## Task to complete
Copy all the entries below exactly, but not the pictures.

## Supplied material

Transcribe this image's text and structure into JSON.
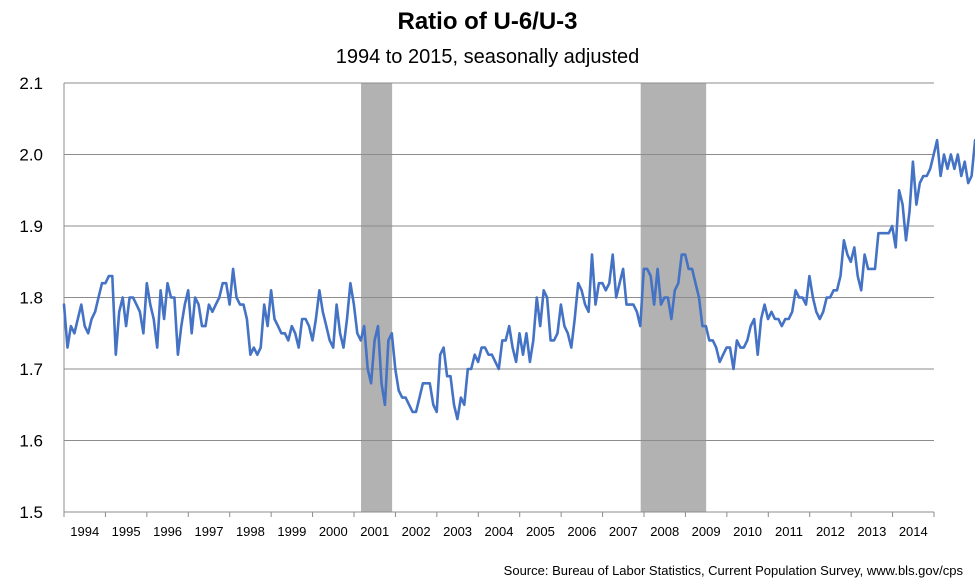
{
  "chart_data": {
    "type": "line",
    "title": "Ratio of U-6/U-3",
    "subtitle": "1994 to 2015, seasonally adjusted",
    "xlabel": "",
    "ylabel": "",
    "ylim": [
      1.5,
      2.1
    ],
    "xlim": [
      1994.0,
      2015.0
    ],
    "yticks": [
      "1.5",
      "1.6",
      "1.7",
      "1.8",
      "1.9",
      "2.0",
      "2.1"
    ],
    "xticks": [
      "1994",
      "1995",
      "1996",
      "1997",
      "1998",
      "1999",
      "2000",
      "2001",
      "2002",
      "2003",
      "2004",
      "2005",
      "2006",
      "2007",
      "2008",
      "2009",
      "2010",
      "2011",
      "2012",
      "2013",
      "2014"
    ],
    "grid": "horizontal",
    "recessions": [
      {
        "start": 2001.17,
        "end": 2001.92
      },
      {
        "start": 2007.92,
        "end": 2009.5
      }
    ],
    "series": [
      {
        "name": "U-6/U-3",
        "color": "#4472C4",
        "x_start": 1994.0,
        "x_step": 0.0833,
        "values": [
          1.79,
          1.73,
          1.76,
          1.75,
          1.77,
          1.79,
          1.76,
          1.75,
          1.77,
          1.78,
          1.8,
          1.82,
          1.82,
          1.83,
          1.83,
          1.72,
          1.78,
          1.8,
          1.76,
          1.8,
          1.8,
          1.79,
          1.78,
          1.75,
          1.82,
          1.79,
          1.77,
          1.73,
          1.81,
          1.77,
          1.82,
          1.8,
          1.8,
          1.72,
          1.76,
          1.79,
          1.81,
          1.75,
          1.8,
          1.79,
          1.76,
          1.76,
          1.79,
          1.78,
          1.79,
          1.8,
          1.82,
          1.82,
          1.79,
          1.84,
          1.8,
          1.79,
          1.79,
          1.77,
          1.72,
          1.73,
          1.72,
          1.73,
          1.79,
          1.76,
          1.81,
          1.77,
          1.76,
          1.75,
          1.75,
          1.74,
          1.76,
          1.75,
          1.73,
          1.77,
          1.77,
          1.76,
          1.74,
          1.77,
          1.81,
          1.78,
          1.76,
          1.74,
          1.73,
          1.79,
          1.75,
          1.73,
          1.77,
          1.82,
          1.79,
          1.75,
          1.74,
          1.76,
          1.7,
          1.68,
          1.74,
          1.76,
          1.68,
          1.65,
          1.74,
          1.75,
          1.7,
          1.67,
          1.66,
          1.66,
          1.65,
          1.64,
          1.64,
          1.66,
          1.68,
          1.68,
          1.68,
          1.65,
          1.64,
          1.72,
          1.73,
          1.69,
          1.69,
          1.65,
          1.63,
          1.66,
          1.65,
          1.7,
          1.7,
          1.72,
          1.71,
          1.73,
          1.73,
          1.72,
          1.72,
          1.71,
          1.7,
          1.74,
          1.74,
          1.76,
          1.73,
          1.71,
          1.75,
          1.72,
          1.75,
          1.71,
          1.74,
          1.8,
          1.76,
          1.81,
          1.8,
          1.74,
          1.74,
          1.75,
          1.79,
          1.76,
          1.75,
          1.73,
          1.77,
          1.82,
          1.81,
          1.79,
          1.78,
          1.86,
          1.79,
          1.82,
          1.82,
          1.81,
          1.82,
          1.86,
          1.8,
          1.82,
          1.84,
          1.79,
          1.79,
          1.79,
          1.78,
          1.76,
          1.84,
          1.84,
          1.83,
          1.79,
          1.84,
          1.79,
          1.8,
          1.8,
          1.77,
          1.81,
          1.82,
          1.86,
          1.86,
          1.84,
          1.84,
          1.82,
          1.8,
          1.76,
          1.76,
          1.74,
          1.74,
          1.73,
          1.71,
          1.72,
          1.73,
          1.73,
          1.7,
          1.74,
          1.73,
          1.73,
          1.74,
          1.76,
          1.77,
          1.72,
          1.77,
          1.79,
          1.77,
          1.78,
          1.77,
          1.77,
          1.76,
          1.77,
          1.77,
          1.78,
          1.81,
          1.8,
          1.8,
          1.79,
          1.83,
          1.8,
          1.78,
          1.77,
          1.78,
          1.8,
          1.8,
          1.81,
          1.81,
          1.83,
          1.88,
          1.86,
          1.85,
          1.87,
          1.83,
          1.81,
          1.86,
          1.84,
          1.84,
          1.84,
          1.89,
          1.89,
          1.89,
          1.89,
          1.9,
          1.87,
          1.95,
          1.93,
          1.88,
          1.92,
          1.99,
          1.93,
          1.96,
          1.97,
          1.97,
          1.98,
          2.0,
          2.02,
          1.97,
          2.0,
          1.98,
          2.0,
          1.98,
          2.0,
          1.97,
          1.99,
          1.96,
          1.97,
          2.02,
          1.96,
          1.96
        ]
      }
    ]
  },
  "footer": {
    "source": "Source: Bureau of Labor Statistics, Current Population Survey, www.bls.gov/cps"
  }
}
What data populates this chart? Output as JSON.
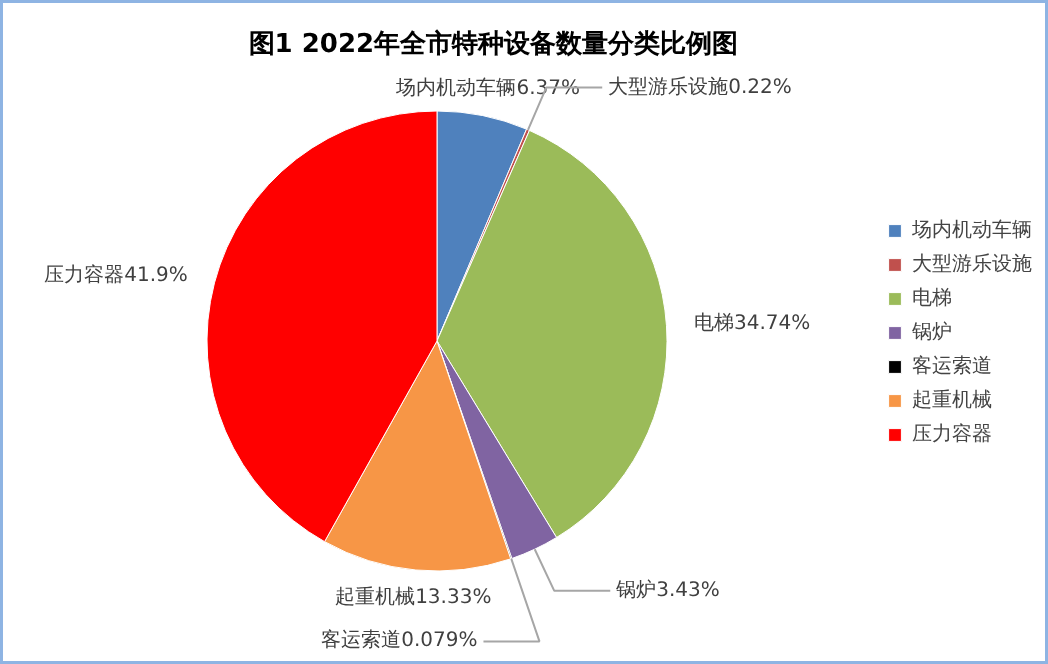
{
  "chart_data": {
    "type": "pie",
    "title": "图1        2022年全市特种设备数量分类比例图",
    "categories": [
      "场内机动车辆",
      "大型游乐设施",
      "电梯",
      "锅炉",
      "客运索道",
      "起重机械",
      "压力容器"
    ],
    "values": [
      6.37,
      0.22,
      34.74,
      3.43,
      0.079,
      13.33,
      41.9
    ],
    "colors": [
      "#4f81bd",
      "#c0504d",
      "#9bbb59",
      "#8064a2",
      "#000000",
      "#f79646",
      "#ff0000"
    ],
    "value_labels": [
      "场内机动车辆6.37%",
      "大型游乐设施0.22%",
      "电梯34.74%",
      "锅炉3.43%",
      "客运索道0.079%",
      "起重机械13.33%",
      "压力容器41.9%"
    ],
    "legend": "right"
  }
}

## Worked answer
Transcribe this image's text and structure into JSON.
{
  "chart_data": {
    "type": "line",
    "title": "Ratio of U-6/U-3",
    "subtitle": "1994 to 2015, seasonally adjusted",
    "xlabel": "",
    "ylabel": "",
    "ylim": [
      1.5,
      2.1
    ],
    "xlim": [
      1994.0,
      2015.0
    ],
    "yticks": [
      "1.5",
      "1.6",
      "1.7",
      "1.8",
      "1.9",
      "2.0",
      "2.1"
    ],
    "xticks": [
      "1994",
      "1995",
      "1996",
      "1997",
      "1998",
      "1999",
      "2000",
      "2001",
      "2002",
      "2003",
      "2004",
      "2005",
      "2006",
      "2007",
      "2008",
      "2009",
      "2010",
      "2011",
      "2012",
      "2013",
      "2014"
    ],
    "grid": "horizontal",
    "recessions": [
      {
        "start": 2001.17,
        "end": 2001.92
      },
      {
        "start": 2007.92,
        "end": 2009.5
      }
    ],
    "series": [
      {
        "name": "U-6/U-3",
        "color": "#4472C4",
        "x_start": 1994.0,
        "x_step": 0.0833,
        "values": [
          1.79,
          1.73,
          1.76,
          1.75,
          1.77,
          1.79,
          1.76,
          1.75,
          1.77,
          1.78,
          1.8,
          1.82,
          1.82,
          1.83,
          1.83,
          1.72,
          1.78,
          1.8,
          1.76,
          1.8,
          1.8,
          1.79,
          1.78,
          1.75,
          1.82,
          1.79,
          1.77,
          1.73,
          1.81,
          1.77,
          1.82,
          1.8,
          1.8,
          1.72,
          1.76,
          1.79,
          1.81,
          1.75,
          1.8,
          1.79,
          1.76,
          1.76,
          1.79,
          1.78,
          1.79,
          1.8,
          1.82,
          1.82,
          1.79,
          1.84,
          1.8,
          1.79,
          1.79,
          1.77,
          1.72,
          1.73,
          1.72,
          1.73,
          1.79,
          1.76,
          1.81,
          1.77,
          1.76,
          1.75,
          1.75,
          1.74,
          1.76,
          1.75,
          1.73,
          1.77,
          1.77,
          1.76,
          1.74,
          1.77,
          1.81,
          1.78,
          1.76,
          1.74,
          1.73,
          1.79,
          1.75,
          1.73,
          1.77,
          1.82,
          1.79,
          1.75,
          1.74,
          1.76,
          1.7,
          1.68,
          1.74,
          1.76,
          1.68,
          1.65,
          1.74,
          1.75,
          1.7,
          1.67,
          1.66,
          1.66,
          1.65,
          1.64,
          1.64,
          1.66,
          1.68,
          1.68,
          1.68,
          1.65,
          1.64,
          1.72,
          1.73,
          1.69,
          1.69,
          1.65,
          1.63,
          1.66,
          1.65,
          1.7,
          1.7,
          1.72,
          1.71,
          1.73,
          1.73,
          1.72,
          1.72,
          1.71,
          1.7,
          1.74,
          1.74,
          1.76,
          1.73,
          1.71,
          1.75,
          1.72,
          1.75,
          1.71,
          1.74,
          1.8,
          1.76,
          1.81,
          1.8,
          1.74,
          1.74,
          1.75,
          1.79,
          1.76,
          1.75,
          1.73,
          1.77,
          1.82,
          1.81,
          1.79,
          1.78,
          1.86,
          1.79,
          1.82,
          1.82,
          1.81,
          1.82,
          1.86,
          1.8,
          1.82,
          1.84,
          1.79,
          1.79,
          1.79,
          1.78,
          1.76,
          1.84,
          1.84,
          1.83,
          1.79,
          1.84,
          1.79,
          1.8,
          1.8,
          1.77,
          1.81,
          1.82,
          1.86,
          1.86,
          1.84,
          1.84,
          1.82,
          1.8,
          1.76,
          1.76,
          1.74,
          1.74,
          1.73,
          1.71,
          1.72,
          1.73,
          1.73,
          1.7,
          1.74,
          1.73,
          1.73,
          1.74,
          1.76,
          1.77,
          1.72,
          1.77,
          1.79,
          1.77,
          1.78,
          1.77,
          1.77,
          1.76,
          1.77,
          1.77,
          1.78,
          1.81,
          1.8,
          1.8,
          1.79,
          1.83,
          1.8,
          1.78,
          1.77,
          1.78,
          1.8,
          1.8,
          1.81,
          1.81,
          1.83,
          1.88,
          1.86,
          1.85,
          1.87,
          1.83,
          1.81,
          1.86,
          1.84,
          1.84,
          1.84,
          1.89,
          1.89,
          1.89,
          1.89,
          1.9,
          1.87,
          1.95,
          1.93,
          1.88,
          1.92,
          1.99,
          1.93,
          1.96,
          1.97,
          1.97,
          1.98,
          2.0,
          2.02,
          1.97,
          2.0,
          1.98,
          2.0,
          1.98,
          2.0,
          1.97,
          1.99,
          1.96,
          1.97,
          2.02,
          1.96,
          1.96
        ]
      }
    ]
  },
  "footer": {
    "source": "Source: Bureau of Labor Statistics, Current Population Survey, www.bls.gov/cps"
  }
}
What data populates this chart? Output as JSON.
{
  "chart_data": {
    "type": "pie",
    "title": "图1        2022年全市特种设备数量分类比例图",
    "categories": [
      "场内机动车辆",
      "大型游乐设施",
      "电梯",
      "锅炉",
      "客运索道",
      "起重机械",
      "压力容器"
    ],
    "values": [
      6.37,
      0.22,
      34.74,
      3.43,
      0.079,
      13.33,
      41.9
    ],
    "colors": [
      "#4f81bd",
      "#c0504d",
      "#9bbb59",
      "#8064a2",
      "#000000",
      "#f79646",
      "#ff0000"
    ],
    "value_labels": [
      "场内机动车辆6.37%",
      "大型游乐设施0.22%",
      "电梯34.74%",
      "锅炉3.43%",
      "客运索道0.079%",
      "起重机械13.33%",
      "压力容器41.9%"
    ],
    "legend": "right"
  }
}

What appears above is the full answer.